## [Exercise]
Scan the data below and report how many lines include the word "PRESSURE". Nothing else is wanted.

## [Available data]
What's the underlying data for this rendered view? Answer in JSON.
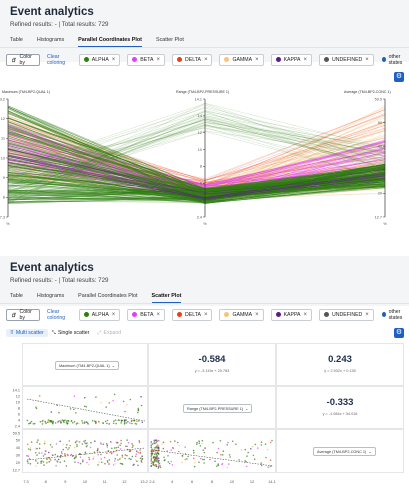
{
  "top": {
    "title": "Event analytics",
    "refined_text": "Refined results: - | Total results: 729",
    "tabs": [
      {
        "label": "Table",
        "active": false
      },
      {
        "label": "Histograms",
        "active": false
      },
      {
        "label": "Parallel Coordinates Plot",
        "active": true
      },
      {
        "label": "Scatter Plot",
        "active": false
      }
    ],
    "color_by_label": "Color by",
    "clear_coloring_label": "Clear coloring",
    "chips": [
      {
        "label": "ALPHA",
        "color": "#2e7d10"
      },
      {
        "label": "BETA",
        "color": "#e040fb"
      },
      {
        "label": "DELTA",
        "color": "#e8401c"
      },
      {
        "label": "GAMMA",
        "color": "#f7c27a"
      },
      {
        "label": "KAPPA",
        "color": "#5b1a86"
      },
      {
        "label": "UNDEFINED",
        "color": "#555555"
      }
    ],
    "other_states_label": "other states",
    "other_states_color": "#1f5fbf",
    "parallel": {
      "axes": [
        {
          "label": "Maximum (TM4-BP2-QUAL 1)",
          "ticks": [
            "13.2",
            "12",
            "11",
            "10",
            "9",
            "8",
            "7.3"
          ],
          "bottom_mark": "%"
        },
        {
          "label": "Range (TM4-BP2-PRESSURE 1)",
          "ticks": [
            "14.1",
            "14",
            "12",
            "10",
            "8",
            "6",
            "4",
            "2.4"
          ],
          "bottom_mark": "%"
        },
        {
          "label": "Average (TM4-BP2-CONC 1)",
          "ticks": [
            "59.5",
            "50",
            "40",
            "30",
            "20",
            "12.7"
          ],
          "bottom_mark": "%"
        }
      ]
    }
  },
  "bottom": {
    "title": "Event analytics",
    "refined_text": "Refined results: - | Total results: 729",
    "tabs": [
      {
        "label": "Table",
        "active": false
      },
      {
        "label": "Histograms",
        "active": false
      },
      {
        "label": "Parallel Coordinates Plot",
        "active": false
      },
      {
        "label": "Scatter Plot",
        "active": true
      }
    ],
    "modes": [
      {
        "label": "Multi scatter",
        "state": "active"
      },
      {
        "label": "Single scatter",
        "state": "normal"
      },
      {
        "label": "Expand",
        "state": "disabled"
      }
    ],
    "selectors": [
      "Maximum (TM4-BP2-QUAL 1)",
      "Range (TM4-BP2-PRESSURE 1)",
      "Average (TM4-BP2-CONC 1)"
    ],
    "correlations": [
      {
        "value": "-0.584",
        "equation": "y = -3.119x + 25.783"
      },
      {
        "value": "0.243",
        "equation": "y = 2.932x + 0.135"
      },
      {
        "value": "-0.333",
        "equation": "y = -1.084x + 34.016"
      }
    ],
    "row1_yticks": [
      "14.1",
      "12",
      "10",
      "8",
      "6",
      "4",
      "2.4"
    ],
    "row2_yticks": [
      "59.5",
      "50",
      "40",
      "30",
      "20",
      "12.7"
    ],
    "xticks_a": [
      "7.3",
      "8",
      "9",
      "10",
      "11",
      "12",
      "13.2"
    ],
    "xticks_b": [
      "2.4",
      "4",
      "6",
      "8",
      "10",
      "12",
      "14.1"
    ]
  }
}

## [Answer to the task]
2